### EXERCISE
Check each line below for "panel" and report how many have it, nothing else.
* begin TASK INPUT *
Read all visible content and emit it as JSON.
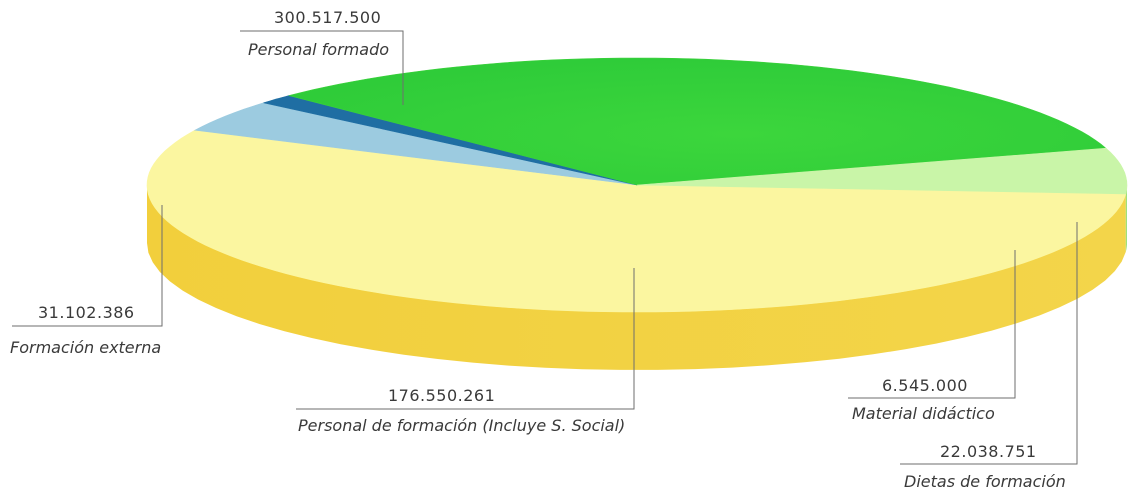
{
  "chart_data": {
    "type": "pie",
    "title": "",
    "slices": [
      {
        "key": "personal_formado",
        "label": "Personal formado",
        "value": 300517500,
        "value_text": "300.517.500",
        "color": "#fbf6a0"
      },
      {
        "key": "dietas",
        "label": "Dietas de formación",
        "value": 22038751,
        "value_text": "22.038.751",
        "color": "#9ccbe0"
      },
      {
        "key": "material",
        "label": "Material didáctico",
        "value": 6545000,
        "value_text": "6.545.000",
        "color": "#1f6ea3"
      },
      {
        "key": "personal_formacion",
        "label": "Personal de formación (Incluye S. Social)",
        "value": 176550261,
        "value_text": "176.550.261",
        "color": "#3ad13a"
      },
      {
        "key": "formacion_externa",
        "label": "Formación externa",
        "value": 31102386,
        "value_text": "31.102.386",
        "color": "#c9f5a8"
      }
    ],
    "style": "3d",
    "legend": "callout labels"
  }
}
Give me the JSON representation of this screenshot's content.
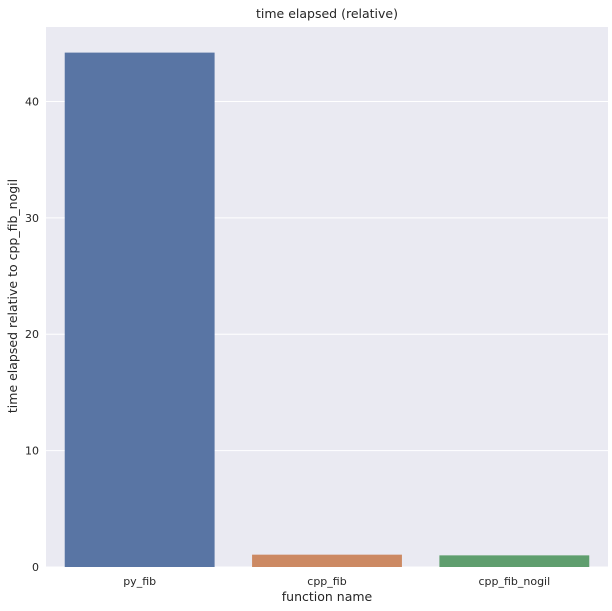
{
  "chart_data": {
    "type": "bar",
    "title": "time elapsed (relative)",
    "xlabel": "function name",
    "ylabel": "time elapsed relative to cpp_fib_nogil",
    "categories": [
      "py_fib",
      "cpp_fib",
      "cpp_fib_nogil"
    ],
    "values": [
      44.2,
      1.06,
      1.0
    ],
    "colors": [
      "#5975a4",
      "#cc8963",
      "#5f9e6e"
    ],
    "ylim": [
      0,
      46.4
    ],
    "yticks": [
      0,
      10,
      20,
      30,
      40
    ],
    "grid": true,
    "background": "#eaeaf2",
    "grid_color": "#ffffff"
  }
}
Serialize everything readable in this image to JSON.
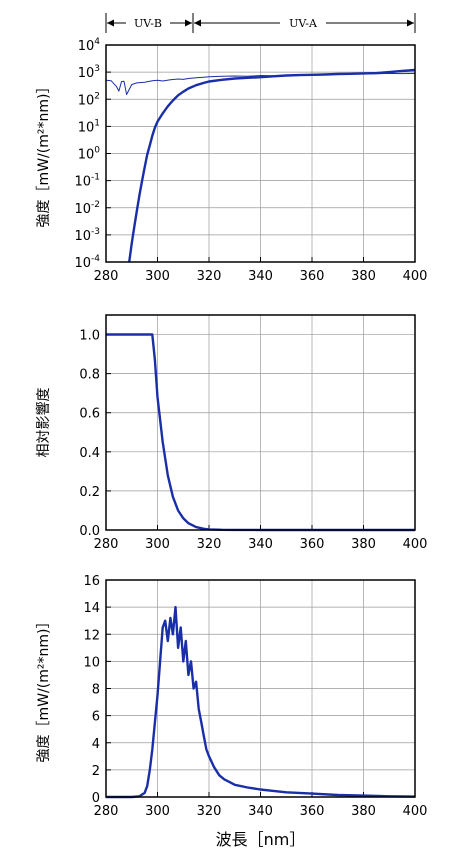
{
  "bands": [
    {
      "label": "UV-B",
      "from": 280,
      "to": 315
    },
    {
      "label": "UV-A",
      "from": 315,
      "to": 400
    }
  ],
  "chart_data": [
    {
      "type": "line",
      "panel": "solar-spectrum",
      "title": "",
      "xlabel": "",
      "ylabel": "強度［mW/(m²*nm)］",
      "xlim": [
        280,
        400
      ],
      "ylim": [
        0.0001,
        10000
      ],
      "yscale": "log",
      "grid": true,
      "xticks": [
        "280",
        "300",
        "320",
        "340",
        "360",
        "380",
        "400"
      ],
      "yticks": [
        {
          "base": "10",
          "exp": "4"
        },
        {
          "base": "10",
          "exp": "3"
        },
        {
          "base": "10",
          "exp": "2"
        },
        {
          "base": "10",
          "exp": "1"
        },
        {
          "base": "10",
          "exp": "0"
        },
        {
          "base": "10",
          "exp": "-1"
        },
        {
          "base": "10",
          "exp": "-2"
        },
        {
          "base": "10",
          "exp": "-3"
        },
        {
          "base": "10",
          "exp": "-4"
        }
      ],
      "series": [
        {
          "style": "thin",
          "color": "#1a2ea8",
          "x": [
            280,
            282,
            284,
            285,
            286,
            287,
            288,
            290,
            292,
            295,
            298,
            300,
            302,
            305,
            308,
            310,
            312,
            315,
            318,
            320,
            325,
            330,
            335,
            340,
            345,
            350,
            355,
            360,
            365,
            370,
            375,
            380,
            385,
            390,
            395,
            400
          ],
          "y": [
            500,
            480,
            300,
            200,
            450,
            460,
            150,
            350,
            400,
            420,
            480,
            500,
            470,
            520,
            560,
            540,
            580,
            620,
            650,
            680,
            700,
            720,
            700,
            750,
            740,
            780,
            760,
            800,
            820,
            830,
            850,
            860,
            870,
            900,
            880,
            900
          ]
        },
        {
          "style": "thick",
          "color": "#1a2ea8",
          "x": [
            289,
            290,
            291,
            292,
            293,
            294,
            295,
            296,
            297,
            298,
            299,
            300,
            302,
            304,
            306,
            308,
            310,
            312,
            315,
            318,
            320,
            325,
            330,
            335,
            340,
            345,
            350,
            355,
            360,
            365,
            370,
            375,
            380,
            385,
            390,
            395,
            400
          ],
          "y": [
            0.0001,
            0.0005,
            0.002,
            0.008,
            0.03,
            0.1,
            0.3,
            0.9,
            2,
            4.5,
            9,
            15,
            30,
            55,
            90,
            140,
            190,
            250,
            330,
            400,
            450,
            520,
            580,
            620,
            650,
            700,
            750,
            780,
            800,
            820,
            850,
            870,
            900,
            920,
            1000,
            1100,
            1200
          ]
        }
      ]
    },
    {
      "type": "line",
      "panel": "relative-effect",
      "title": "",
      "xlabel": "",
      "ylabel": "相対影響度",
      "xlim": [
        280,
        400
      ],
      "ylim": [
        0,
        1.1
      ],
      "grid": true,
      "xticks": [
        "280",
        "300",
        "320",
        "340",
        "360",
        "380",
        "400"
      ],
      "yticks": [
        "1.0",
        "0.8",
        "0.6",
        "0.4",
        "0.2",
        "0.0"
      ],
      "series": [
        {
          "color": "#1a2ea8",
          "x": [
            280,
            285,
            290,
            295,
            298,
            299,
            300,
            302,
            304,
            306,
            308,
            310,
            312,
            315,
            318,
            320,
            325,
            330,
            340,
            360,
            380,
            400
          ],
          "y": [
            1.0,
            1.0,
            1.0,
            1.0,
            1.0,
            0.87,
            0.68,
            0.45,
            0.28,
            0.17,
            0.1,
            0.06,
            0.035,
            0.015,
            0.006,
            0.003,
            0.001,
            0.0004,
            0.0001,
            0,
            0,
            0
          ]
        }
      ]
    },
    {
      "type": "line",
      "panel": "weighted-intensity",
      "title": "",
      "xlabel": "波長［nm］",
      "ylabel": "強度［mW/(m²*nm)］",
      "xlim": [
        280,
        400
      ],
      "ylim": [
        0,
        16
      ],
      "grid": true,
      "xticks": [
        "280",
        "300",
        "320",
        "340",
        "360",
        "380",
        "400"
      ],
      "yticks": [
        "16",
        "14",
        "12",
        "10",
        "8",
        "6",
        "4",
        "2",
        "0"
      ],
      "series": [
        {
          "color": "#1a2ea8",
          "x": [
            280,
            290,
            293,
            295,
            296,
            297,
            298,
            299,
            300,
            301,
            302,
            303,
            304,
            305,
            306,
            307,
            308,
            309,
            310,
            311,
            312,
            313,
            314,
            315,
            316,
            317,
            318,
            319,
            320,
            322,
            324,
            326,
            328,
            330,
            335,
            340,
            345,
            350,
            360,
            370,
            380,
            390,
            400
          ],
          "y": [
            0,
            0,
            0.05,
            0.3,
            0.8,
            2.0,
            3.5,
            5.5,
            7.5,
            10.0,
            12.5,
            13.0,
            11.5,
            13.2,
            12.0,
            14.0,
            11.0,
            12.5,
            10.0,
            11.5,
            9.0,
            10.0,
            8.0,
            8.5,
            6.5,
            5.5,
            4.5,
            3.5,
            3.0,
            2.2,
            1.6,
            1.3,
            1.1,
            0.9,
            0.7,
            0.55,
            0.45,
            0.35,
            0.25,
            0.15,
            0.1,
            0.05,
            0.03
          ]
        }
      ]
    }
  ]
}
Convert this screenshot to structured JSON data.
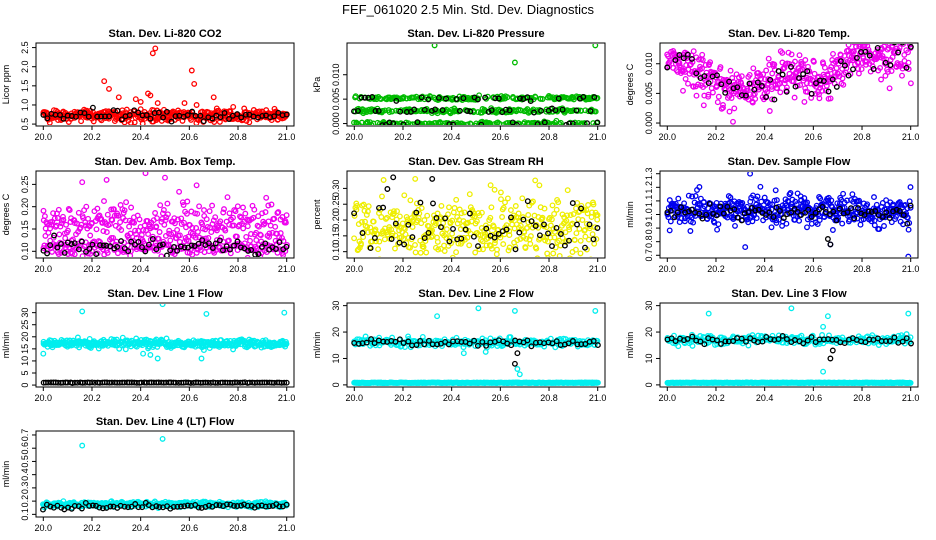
{
  "figure": {
    "title": "FEF_061020  2.5 Min. Std. Dev. Diagnostics"
  },
  "chart_data": [
    {
      "type": "scatter",
      "title": "Stan. Dev. Li-820 CO2",
      "ylabel": "Licor ppm",
      "x_range": [
        20.0,
        21.0
      ],
      "xticks": [
        "20.0",
        "20.2",
        "20.4",
        "20.6",
        "20.8",
        "21.0"
      ],
      "ylim": [
        0.45,
        2.62
      ],
      "yticks": [
        {
          "v": 0.5,
          "label": "0.5"
        },
        {
          "v": 1.0,
          "label": "1.0"
        },
        {
          "v": 1.5,
          "label": "1.5"
        },
        {
          "v": 2.0,
          "label": "2.0"
        },
        {
          "v": 2.5,
          "label": "2.5"
        }
      ],
      "series": [
        {
          "name": "primary",
          "color": "#ff0000",
          "n": 400,
          "base": 0.72,
          "spread": 0.08,
          "outliers": [
            [
              20.25,
              1.62
            ],
            [
              20.27,
              1.42
            ],
            [
              20.31,
              1.2
            ],
            [
              20.38,
              1.15
            ],
            [
              20.4,
              1.08
            ],
            [
              20.43,
              1.3
            ],
            [
              20.44,
              1.25
            ],
            [
              20.45,
              2.35
            ],
            [
              20.46,
              2.48
            ],
            [
              20.47,
              1.05
            ],
            [
              20.58,
              1.05
            ],
            [
              20.61,
              1.9
            ],
            [
              20.62,
              1.55
            ],
            [
              20.63,
              1.0
            ],
            [
              20.7,
              1.2
            ],
            [
              20.78,
              0.95
            ],
            [
              20.95,
              0.9
            ]
          ]
        },
        {
          "name": "secondary",
          "color": "#000000",
          "n": 60,
          "base": 0.72,
          "spread": 0.07,
          "outliers": []
        }
      ]
    },
    {
      "type": "scatter",
      "title": "Stan. Dev. Li-820 Pressure",
      "ylabel": "kPa",
      "x_range": [
        20.0,
        21.0
      ],
      "xticks": [
        "20.0",
        "20.2",
        "20.4",
        "20.6",
        "20.8",
        "21.0"
      ],
      "ylim": [
        -0.0005,
        0.0165
      ],
      "yticks": [
        {
          "v": 0.0,
          "label": "0.000"
        },
        {
          "v": 0.005,
          "label": "0.005"
        },
        {
          "v": 0.01,
          "label": "0.010"
        }
      ],
      "series": [
        {
          "name": "primary",
          "color": "#00bb00",
          "n": 520,
          "levels": [
            0.0,
            0.0026,
            0.0052
          ],
          "jitter": 0.0002,
          "outliers": [
            [
              20.33,
              0.016
            ],
            [
              20.66,
              0.0125
            ],
            [
              20.99,
              0.016
            ]
          ]
        },
        {
          "name": "secondary",
          "color": "#000000",
          "n": 70,
          "levels": [
            0.0,
            0.0026,
            0.0052
          ],
          "jitter": 0.0002,
          "outliers": []
        }
      ]
    },
    {
      "type": "scatter",
      "title": "Stan. Dev. Li-820 Temp.",
      "ylabel": "degrees C",
      "x_range": [
        20.0,
        21.0
      ],
      "xticks": [
        "20.0",
        "20.2",
        "20.4",
        "20.6",
        "20.8",
        "21.0"
      ],
      "ylim": [
        -0.0005,
        0.0135
      ],
      "yticks": [
        {
          "v": 0.0,
          "label": "0.000"
        },
        {
          "v": 0.005,
          "label": "0.005"
        },
        {
          "v": 0.01,
          "label": "0.010"
        }
      ],
      "trend": [
        [
          20.0,
          0.0115
        ],
        [
          20.1,
          0.0095
        ],
        [
          20.2,
          0.0065
        ],
        [
          20.3,
          0.0058
        ],
        [
          20.4,
          0.006
        ],
        [
          20.5,
          0.0082
        ],
        [
          20.6,
          0.0068
        ],
        [
          20.7,
          0.0085
        ],
        [
          20.8,
          0.0115
        ],
        [
          21.0,
          0.0118
        ]
      ],
      "series": [
        {
          "name": "primary",
          "color": "#ee00ee",
          "n": 480,
          "spread": 0.0018,
          "outliers": [
            [
              20.27,
              0.0002
            ],
            [
              20.15,
              0.003
            ],
            [
              20.43,
              0.004
            ]
          ]
        },
        {
          "name": "secondary",
          "color": "#000000",
          "n": 60,
          "spread": 0.0015,
          "outliers": []
        }
      ]
    },
    {
      "type": "scatter",
      "title": "Stan. Dev. Amb. Box Temp.",
      "ylabel": "degrees C",
      "x_range": [
        20.0,
        21.0
      ],
      "xticks": [
        "20.0",
        "20.2",
        "20.4",
        "20.6",
        "20.8",
        "21.0"
      ],
      "ylim": [
        0.085,
        0.28
      ],
      "yticks": [
        {
          "v": 0.1,
          "label": "0.10"
        },
        {
          "v": 0.15,
          "label": "0.15"
        },
        {
          "v": 0.2,
          "label": "0.20"
        },
        {
          "v": 0.25,
          "label": "0.25"
        }
      ],
      "series": [
        {
          "name": "primary-upper",
          "color": "#ee00ee",
          "n": 300,
          "base": 0.163,
          "spread": 0.022,
          "outliers": [
            [
              20.16,
              0.255
            ],
            [
              20.26,
              0.26
            ],
            [
              20.42,
              0.275
            ],
            [
              20.5,
              0.265
            ],
            [
              20.63,
              0.248
            ]
          ]
        },
        {
          "name": "primary-lower",
          "color": "#ee00ee",
          "n": 220,
          "base": 0.11,
          "spread": 0.01,
          "outliers": []
        },
        {
          "name": "secondary",
          "color": "#000000",
          "n": 70,
          "base": 0.112,
          "spread": 0.01,
          "outliers": []
        }
      ]
    },
    {
      "type": "scatter",
      "title": "Stan. Dev. Gas Stream RH",
      "ylabel": "percent",
      "x_range": [
        20.0,
        21.0
      ],
      "xticks": [
        "20.0",
        "20.2",
        "20.4",
        "20.6",
        "20.8",
        "21.0"
      ],
      "ylim": [
        0.08,
        0.355
      ],
      "yticks": [
        {
          "v": 0.1,
          "label": "0.10"
        },
        {
          "v": 0.15,
          "label": "0.15"
        },
        {
          "v": 0.2,
          "label": "0.20"
        },
        {
          "v": 0.25,
          "label": "0.25"
        },
        {
          "v": 0.3,
          "label": "0.30"
        }
      ],
      "series": [
        {
          "name": "primary",
          "color": "#eeee00",
          "n": 420,
          "base": 0.175,
          "spread": 0.05,
          "outliers": [
            [
              20.25,
              0.33
            ],
            [
              20.56,
              0.31
            ]
          ]
        },
        {
          "name": "secondary",
          "color": "#000000",
          "n": 60,
          "base": 0.17,
          "spread": 0.045,
          "outliers": [
            [
              20.16,
              0.335
            ],
            [
              20.32,
              0.33
            ]
          ]
        }
      ]
    },
    {
      "type": "scatter",
      "title": "Stan. Dev. Sample Flow",
      "ylabel": "ml/min",
      "x_range": [
        20.0,
        21.0
      ],
      "xticks": [
        "20.0",
        "20.2",
        "20.4",
        "20.6",
        "20.8",
        "21.0"
      ],
      "ylim": [
        0.68,
        1.32
      ],
      "yticks": [
        {
          "v": 0.7,
          "label": "0.7"
        },
        {
          "v": 0.8,
          "label": "0.8"
        },
        {
          "v": 0.9,
          "label": "0.9"
        },
        {
          "v": 1.0,
          "label": "1.0"
        },
        {
          "v": 1.1,
          "label": "1.1"
        },
        {
          "v": 1.2,
          "label": "1.2"
        },
        {
          "v": 1.3,
          "label": "1.3"
        }
      ],
      "series": [
        {
          "name": "primary",
          "color": "#0000ee",
          "n": 460,
          "base": 1.03,
          "spread": 0.055,
          "outliers": [
            [
              20.34,
              1.3
            ],
            [
              20.32,
              0.76
            ],
            [
              20.67,
              0.78
            ],
            [
              20.99,
              0.69
            ]
          ]
        },
        {
          "name": "secondary",
          "color": "#000000",
          "n": 70,
          "base": 1.02,
          "spread": 0.03,
          "outliers": [
            [
              20.66,
              0.82
            ],
            [
              20.67,
              0.78
            ]
          ]
        }
      ]
    },
    {
      "type": "scatter",
      "title": "Stan. Dev. Line 1 Flow",
      "ylabel": "ml/min",
      "x_range": [
        20.0,
        21.0
      ],
      "xticks": [
        "20.0",
        "20.2",
        "20.4",
        "20.6",
        "20.8",
        "21.0"
      ],
      "ylim": [
        -0.8,
        34
      ],
      "yticks": [
        {
          "v": 0,
          "label": "0"
        },
        {
          "v": 5,
          "label": "5"
        },
        {
          "v": 10,
          "label": "10"
        },
        {
          "v": 15,
          "label": "15"
        },
        {
          "v": 20,
          "label": "20"
        },
        {
          "v": 25,
          "label": "25"
        },
        {
          "v": 30,
          "label": "30"
        }
      ],
      "series": [
        {
          "name": "primary",
          "color": "#00eeee",
          "n": 420,
          "base": 17.2,
          "spread": 0.9,
          "outliers": [
            [
              20.16,
              30.5
            ],
            [
              20.49,
              33.5
            ],
            [
              20.67,
              29.5
            ],
            [
              20.99,
              30
            ],
            [
              20.0,
              13
            ],
            [
              20.41,
              13
            ],
            [
              20.44,
              12.5
            ],
            [
              20.47,
              11
            ],
            [
              20.65,
              11
            ],
            [
              20.66,
              14.5
            ]
          ]
        },
        {
          "name": "secondary",
          "color": "#000000",
          "n": 100,
          "base": 1.0,
          "spread": 0.05,
          "outliers": []
        }
      ]
    },
    {
      "type": "scatter",
      "title": "Stan. Dev. Line 2 Flow",
      "ylabel": "ml/min",
      "x_range": [
        20.0,
        21.0
      ],
      "xticks": [
        "20.0",
        "20.2",
        "20.4",
        "20.6",
        "20.8",
        "21.0"
      ],
      "ylim": [
        -0.8,
        31
      ],
      "yticks": [
        {
          "v": 0,
          "label": "0"
        },
        {
          "v": 10,
          "label": "10"
        },
        {
          "v": 20,
          "label": "20"
        },
        {
          "v": 30,
          "label": "30"
        }
      ],
      "series": [
        {
          "name": "primary-baseline",
          "color": "#00eeee",
          "n": 400,
          "base": 0.8,
          "spread": 0.05,
          "outliers": []
        },
        {
          "name": "primary",
          "color": "#00eeee",
          "n": 260,
          "base": 16.0,
          "spread": 0.8,
          "outliers": [
            [
              20.34,
              26
            ],
            [
              20.51,
              29
            ],
            [
              20.66,
              28
            ],
            [
              20.99,
              28
            ],
            [
              20.67,
              6
            ],
            [
              20.68,
              4
            ],
            [
              20.45,
              12
            ],
            [
              20.54,
              12.5
            ]
          ]
        },
        {
          "name": "secondary",
          "color": "#000000",
          "n": 60,
          "base": 16.0,
          "spread": 0.6,
          "outliers": [
            [
              20.66,
              8
            ],
            [
              20.67,
              12
            ]
          ]
        }
      ]
    },
    {
      "type": "scatter",
      "title": "Stan. Dev. Line 3 Flow",
      "ylabel": "ml/min",
      "x_range": [
        20.0,
        21.0
      ],
      "xticks": [
        "20.0",
        "20.2",
        "20.4",
        "20.6",
        "20.8",
        "21.0"
      ],
      "ylim": [
        -0.8,
        31
      ],
      "yticks": [
        {
          "v": 0,
          "label": "0"
        },
        {
          "v": 10,
          "label": "10"
        },
        {
          "v": 20,
          "label": "20"
        },
        {
          "v": 30,
          "label": "30"
        }
      ],
      "series": [
        {
          "name": "primary-baseline",
          "color": "#00eeee",
          "n": 400,
          "base": 0.8,
          "spread": 0.05,
          "outliers": []
        },
        {
          "name": "primary",
          "color": "#00eeee",
          "n": 260,
          "base": 17.0,
          "spread": 0.8,
          "outliers": [
            [
              20.17,
              27
            ],
            [
              20.51,
              29
            ],
            [
              20.64,
              22
            ],
            [
              20.66,
              26
            ],
            [
              20.99,
              27
            ],
            [
              20.64,
              5
            ]
          ]
        },
        {
          "name": "secondary",
          "color": "#000000",
          "n": 60,
          "base": 17.0,
          "spread": 0.6,
          "outliers": [
            [
              20.67,
              10
            ],
            [
              20.68,
              13
            ]
          ]
        }
      ]
    },
    {
      "type": "scatter",
      "title": "Stan. Dev. Line 4 (LT) Flow",
      "ylabel": "ml/min",
      "x_range": [
        20.0,
        21.0
      ],
      "xticks": [
        "20.0",
        "20.2",
        "20.4",
        "20.6",
        "20.8",
        "21.0"
      ],
      "ylim": [
        0.08,
        0.73
      ],
      "yticks": [
        {
          "v": 0.1,
          "label": "0.1"
        },
        {
          "v": 0.2,
          "label": "0.2"
        },
        {
          "v": 0.3,
          "label": "0.3"
        },
        {
          "v": 0.4,
          "label": "0.4"
        },
        {
          "v": 0.5,
          "label": "0.5"
        },
        {
          "v": 0.6,
          "label": "0.6"
        },
        {
          "v": 0.7,
          "label": "0.7"
        }
      ],
      "series": [
        {
          "name": "primary",
          "color": "#00eeee",
          "n": 420,
          "base": 0.175,
          "spread": 0.01,
          "outliers": [
            [
              20.16,
              0.62
            ],
            [
              20.49,
              0.67
            ]
          ]
        },
        {
          "name": "secondary",
          "color": "#000000",
          "n": 70,
          "base": 0.16,
          "spread": 0.01,
          "outliers": []
        }
      ]
    }
  ]
}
* end TASK INPUT *
### SOLUTION TO THIS PROBLEM
3